▸ **Data extract**:
○ ○ ○ ○ ○ ○ ○
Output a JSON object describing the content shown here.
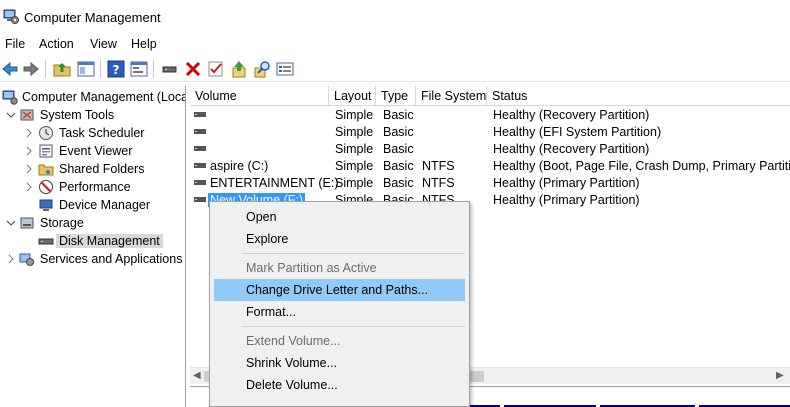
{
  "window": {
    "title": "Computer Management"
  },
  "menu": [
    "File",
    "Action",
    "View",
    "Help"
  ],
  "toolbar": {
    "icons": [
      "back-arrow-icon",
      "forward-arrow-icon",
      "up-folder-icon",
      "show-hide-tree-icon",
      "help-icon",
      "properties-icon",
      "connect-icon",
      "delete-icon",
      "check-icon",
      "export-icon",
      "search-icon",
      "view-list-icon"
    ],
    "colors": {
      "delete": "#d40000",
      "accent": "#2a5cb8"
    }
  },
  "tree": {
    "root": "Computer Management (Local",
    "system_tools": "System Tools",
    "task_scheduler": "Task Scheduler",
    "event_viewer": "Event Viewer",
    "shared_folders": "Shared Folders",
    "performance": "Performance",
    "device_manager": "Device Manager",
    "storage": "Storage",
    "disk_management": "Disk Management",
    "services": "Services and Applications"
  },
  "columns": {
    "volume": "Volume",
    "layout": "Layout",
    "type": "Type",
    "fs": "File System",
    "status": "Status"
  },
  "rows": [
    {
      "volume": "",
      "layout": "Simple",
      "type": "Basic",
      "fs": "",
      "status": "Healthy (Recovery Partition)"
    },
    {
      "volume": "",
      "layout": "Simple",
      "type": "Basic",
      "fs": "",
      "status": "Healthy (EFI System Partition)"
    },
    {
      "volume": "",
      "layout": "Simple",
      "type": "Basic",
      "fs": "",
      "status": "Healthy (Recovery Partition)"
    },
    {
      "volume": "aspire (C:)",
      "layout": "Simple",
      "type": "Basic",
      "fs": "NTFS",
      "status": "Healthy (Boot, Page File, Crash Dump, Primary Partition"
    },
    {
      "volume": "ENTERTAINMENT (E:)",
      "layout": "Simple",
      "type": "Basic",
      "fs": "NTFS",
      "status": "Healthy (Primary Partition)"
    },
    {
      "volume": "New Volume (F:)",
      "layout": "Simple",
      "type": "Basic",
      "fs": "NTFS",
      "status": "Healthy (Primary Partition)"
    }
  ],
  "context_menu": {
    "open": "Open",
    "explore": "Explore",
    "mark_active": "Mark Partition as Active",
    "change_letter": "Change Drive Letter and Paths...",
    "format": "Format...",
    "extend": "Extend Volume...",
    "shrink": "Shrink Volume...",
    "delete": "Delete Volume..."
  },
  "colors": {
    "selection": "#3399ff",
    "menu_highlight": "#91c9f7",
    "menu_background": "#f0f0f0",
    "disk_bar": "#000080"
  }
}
○ ○ ○ ○ ○ ○ ○
▸ **Request**:
Each line above is to be copied verbatim. Drop any image from the copy.

▸ **Correct result**:
Output a JSON object describing the content shown here.
{
  "window": {
    "title": "Computer Management"
  },
  "menu": [
    "File",
    "Action",
    "View",
    "Help"
  ],
  "toolbar": {
    "icons": [
      "back-arrow-icon",
      "forward-arrow-icon",
      "up-folder-icon",
      "show-hide-tree-icon",
      "help-icon",
      "properties-icon",
      "connect-icon",
      "delete-icon",
      "check-icon",
      "export-icon",
      "search-icon",
      "view-list-icon"
    ],
    "colors": {
      "delete": "#d40000",
      "accent": "#2a5cb8"
    }
  },
  "tree": {
    "root": "Computer Management (Local",
    "system_tools": "System Tools",
    "task_scheduler": "Task Scheduler",
    "event_viewer": "Event Viewer",
    "shared_folders": "Shared Folders",
    "performance": "Performance",
    "device_manager": "Device Manager",
    "storage": "Storage",
    "disk_management": "Disk Management",
    "services": "Services and Applications"
  },
  "columns": {
    "volume": "Volume",
    "layout": "Layout",
    "type": "Type",
    "fs": "File System",
    "status": "Status"
  },
  "rows": [
    {
      "volume": "",
      "layout": "Simple",
      "type": "Basic",
      "fs": "",
      "status": "Healthy (Recovery Partition)"
    },
    {
      "volume": "",
      "layout": "Simple",
      "type": "Basic",
      "fs": "",
      "status": "Healthy (EFI System Partition)"
    },
    {
      "volume": "",
      "layout": "Simple",
      "type": "Basic",
      "fs": "",
      "status": "Healthy (Recovery Partition)"
    },
    {
      "volume": "aspire (C:)",
      "layout": "Simple",
      "type": "Basic",
      "fs": "NTFS",
      "status": "Healthy (Boot, Page File, Crash Dump, Primary Partition"
    },
    {
      "volume": "ENTERTAINMENT (E:)",
      "layout": "Simple",
      "type": "Basic",
      "fs": "NTFS",
      "status": "Healthy (Primary Partition)"
    },
    {
      "volume": "New Volume (F:)",
      "layout": "Simple",
      "type": "Basic",
      "fs": "NTFS",
      "status": "Healthy (Primary Partition)"
    }
  ],
  "context_menu": {
    "open": "Open",
    "explore": "Explore",
    "mark_active": "Mark Partition as Active",
    "change_letter": "Change Drive Letter and Paths...",
    "format": "Format...",
    "extend": "Extend Volume...",
    "shrink": "Shrink Volume...",
    "delete": "Delete Volume..."
  },
  "colors": {
    "selection": "#3399ff",
    "menu_highlight": "#91c9f7",
    "menu_background": "#f0f0f0",
    "disk_bar": "#000080"
  }
}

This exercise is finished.